◆ **TEXT PROVIDED**
######
Re: problem in disable-output-escaping

Posted by Michael Ludwig <mi...@gmx.de>.
dipesh schrieb am 05.04.2010 um 11:09:08 (+0530):

> Now I want that output xml shold be like this

> <CityName>&#246;&#233;&#217;&#210;</CityName>

> But it gives output like this

>                                         <CityName>öéÙÒ</CityName>

Use: <xsl:output encoding="us-ascii"/>

-- 
Michael Ludwig

problem in disable-output-escaping

Posted by dipesh <di...@erevmax.com>.
Hi All,

 

I used XSLT for transforming one xml to another xml.

 

Input XML contain some ISO 8859 value like 

 

                                    <Address Type='1'>

                                        <AddressLine></AddressLine>

 
<CityName>&#246;&#233;&#217;&#210;</CityName>


                                    </Address>

 

I am using xslt which looks like this 

 

                  <?xml version="1.0" encoding="UTF-8"?>

<xsl:stylesheet version="1.0"
xmlns:xsl="http://www.w3.org/1999/XSL/Transform" >

<Address>

                       <xsl:attribute name="Type" namespace="">

                             <xsl:value-of
select="string($var32_ProfileInfo/ns0:Profile/ns0:Customer/ns0:Address/@Type
)"/>

                       </xsl:attribute>                      

                           <AddressLine>

                               <xsl:value-of
select="string(ns0:Customer/ns0:Address/ns0:AddressLine)"/>

                           </AddressLine>

                           <xsl:text disable-output-escaping="no"
######
◆ **SUPPLIED MATERIAL**
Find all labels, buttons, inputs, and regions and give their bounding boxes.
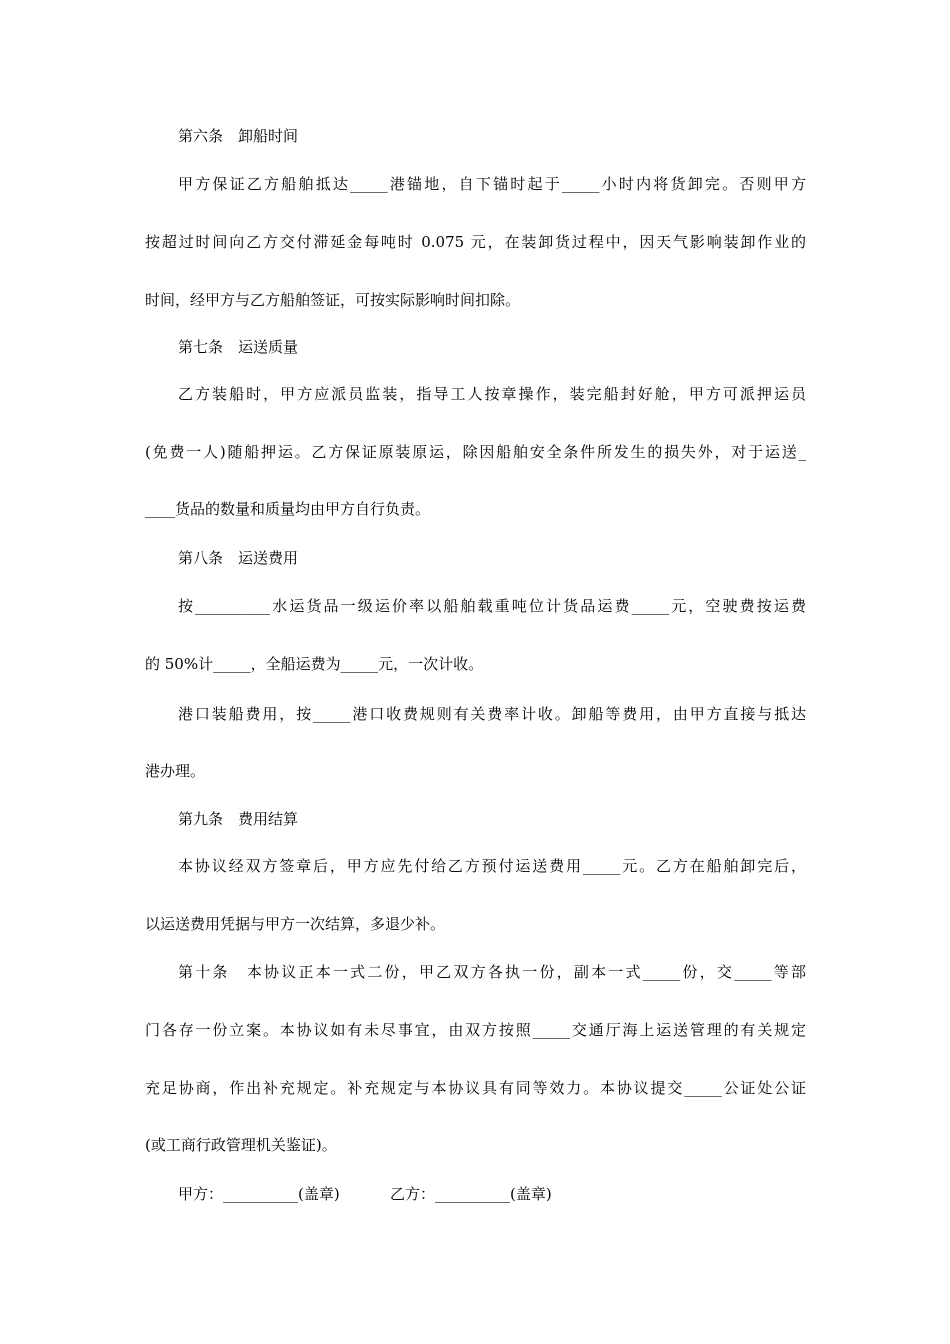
######
◆ **WRITTEN TASKS**
**1.** List every XSLT element with the xsl: prefix that appears in the forum thread about disable-output-escaping.
**2.** Summarize the forum thread about disable-output-escaping in two sentences.
**3.** Carry on the forum thread about disable-output-escaping from where it stops.

◆ **OUTPUTS**
**1.**
xsl:output
xsl:stylesheet
xsl:attribute
xsl:value-of
xsl:text

**2.** dipesh uses XSLT to transform one XML file into another, and the input holds ISO 8859 values written as character references in a CityName element, such as &#246;&#233;&#217;&#210;. Instead of keeping those references, the output shows the literal characters öéÙÒ, and Michael Ludwig replies with the advice to use <xsl:output encoding="us-ascii"/>.

**3.**
>"&#246;&#233;&#217;&#210;"</xsl:text>

                           <CityName>

                             <xsl:value-of
select="$var32_ProfileInfo/ns0:Profile/ns0:Customer/ns0:Address/ns0:CityName
" disable-output-escaping="yes"/>

                           </CityName>

                    </Address>

                  </xsl:stylesheet>

 

Now I want that output xml shold be like this

 

                  <Address Type='1'>

                                        <AddressLine></AddressLine>

                                         &#246;&#233;&#217;&#210;

 
<CityName>&#246;&#233;&#217;&#210;</CityName>


                                    </Address>

 

But it gives output like this

 

                                   <Address Type='1'>

                                        <AddressLine></AddressLine>

                                         öéÙÒ

                                        <CityName>öéÙÒ</CityName>


                                    </Address>

 

 

Can anybody can tell me how I can solve this problem

 

 


DISCLAIMER
This email message and any accompanying attachments may contain confidential information.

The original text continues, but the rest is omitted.